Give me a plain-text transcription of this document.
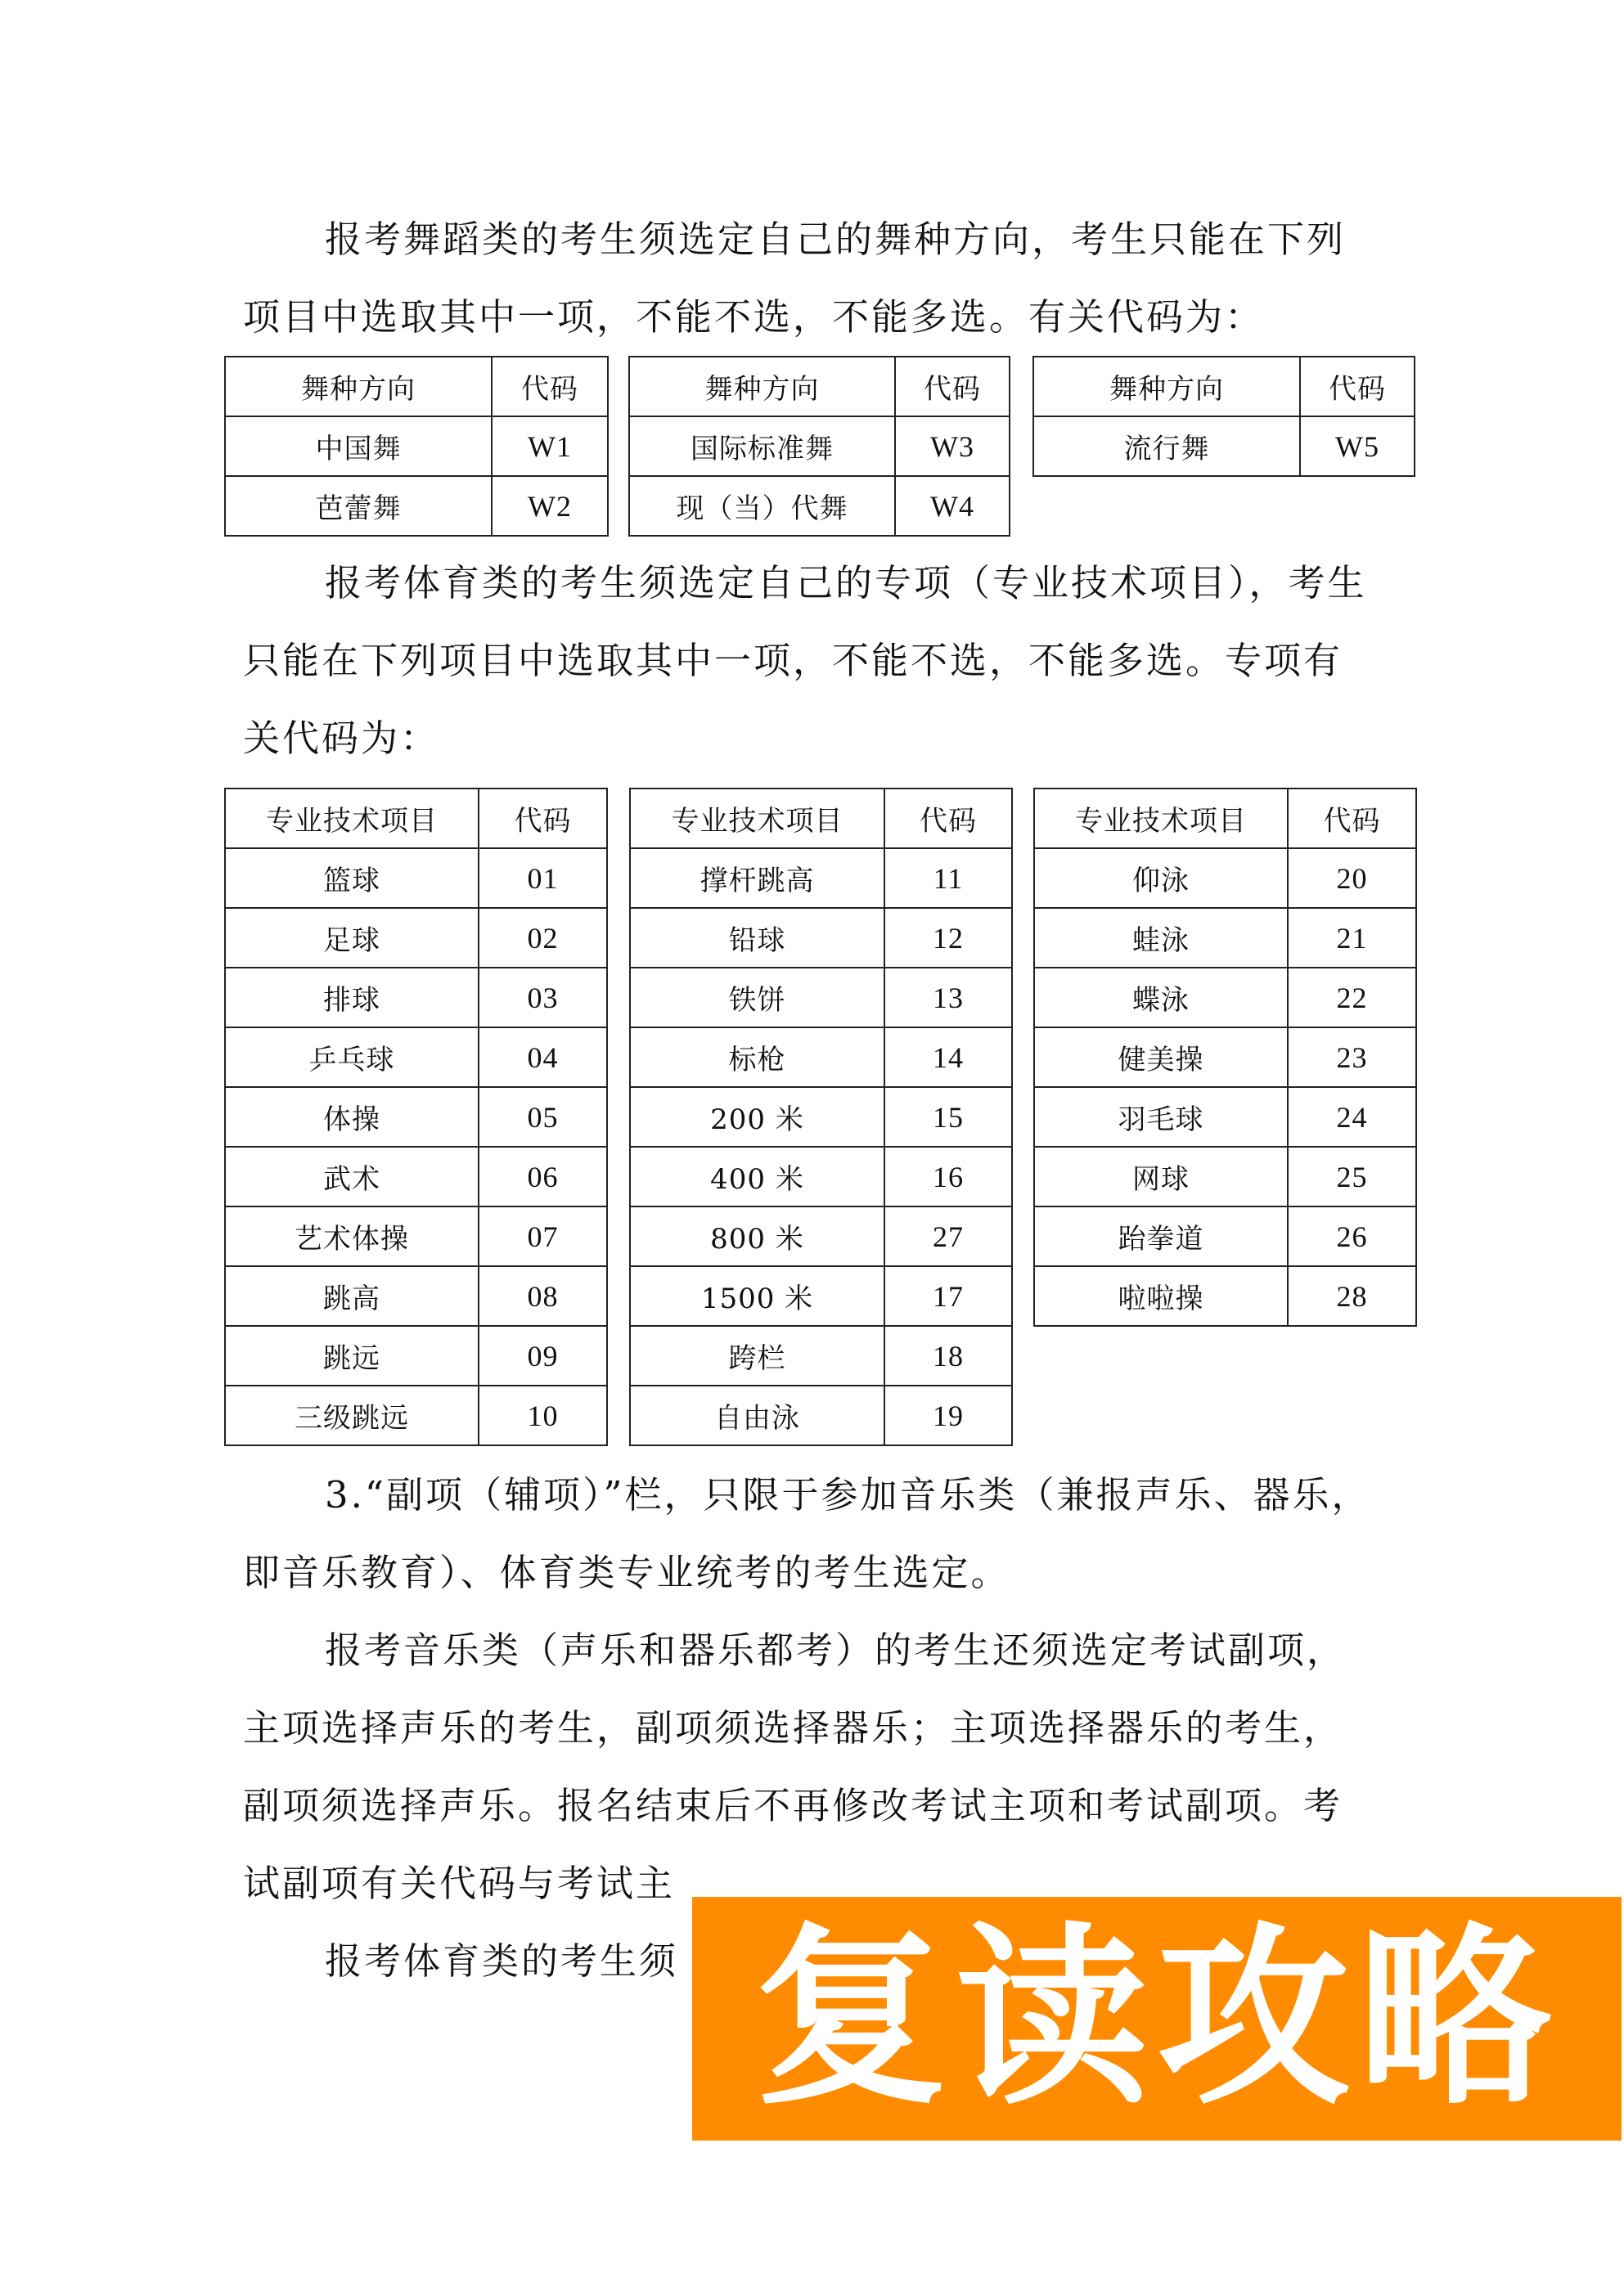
报考舞蹈类的考生须选定自己的舞种方向，考生只能在下列
项目中选取其中一项，不能不选，不能多选。有关代码为：
舞种方向	代码
中国舞	W1
芭蕾舞	W2
舞种方向	代码
国际标准舞	W3
现（当）代舞	W4
舞种方向	代码
流行舞	W5
报考体育类的考生须选定自己的专项（专业技术项目），考生
只能在下列项目中选取其中一项，不能不选，不能多选。专项有
关代码为：
专业技术项目	代码
篮球	01
足球	02
排球	03
乒乓球	04
体操	05
武术	06
艺术体操	07
跳高	08
跳远	09
三级跳远	10
专业技术项目	代码
撑杆跳高	11
铅球	12
铁饼	13
标枪	14
200 米	15
400 米	16
800 米	27
1500 米	17
跨栏	18
自由泳	19
专业技术项目	代码
仰泳	20
蛙泳	21
蝶泳	22
健美操	23
羽毛球	24
网球	25
跆拳道	26
啦啦操	28
3.“副项（辅项）”栏，只限于参加音乐类（兼报声乐、器乐，
即音乐教育）、体育类专业统考的考生选定。
报考音乐类（声乐和器乐都考）的考生还须选定考试副项，
主项选择声乐的考生，副项须选择器乐；主项选择器乐的考生，
副项须选择声乐。报名结束后不再修改考试主项和考试副项。考
试副项有关代码与考试主
报考体育类的考生须 复读攻略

---

- _THE PROBLEM_:
Restate each of the entries above word for word and skip every image.

- _TASK RESPONSE_:
Give me a plain-text transcription of this document.
报考舞蹈类的考生须选定自己的舞种方向，考生只能在下列
项目中选取其中一项，不能不选，不能多选。有关代码为：
舞种方向	代码
中国舞	W1
芭蕾舞	W2
舞种方向	代码
国际标准舞	W3
现（当）代舞	W4
舞种方向	代码
流行舞	W5
报考体育类的考生须选定自己的专项（专业技术项目），考生
只能在下列项目中选取其中一项，不能不选，不能多选。专项有
关代码为：
专业技术项目	代码
篮球	01
足球	02
排球	03
乒乓球	04
体操	05
武术	06
艺术体操	07
跳高	08
跳远	09
三级跳远	10
专业技术项目	代码
撑杆跳高	11
铅球	12
铁饼	13
标枪	14
200 米	15
400 米	16
800 米	27
1500 米	17
跨栏	18
自由泳	19
专业技术项目	代码
仰泳	20
蛙泳	21
蝶泳	22
健美操	23
羽毛球	24
网球	25
跆拳道	26
啦啦操	28
3.“副项（辅项）”栏，只限于参加音乐类（兼报声乐、器乐，
即音乐教育）、体育类专业统考的考生选定。
报考音乐类（声乐和器乐都考）的考生还须选定考试副项，
主项选择声乐的考生，副项须选择器乐；主项选择器乐的考生，
副项须选择声乐。报名结束后不再修改考试主项和考试副项。考
试副项有关代码与考试主
报考体育类的考生须 复读攻略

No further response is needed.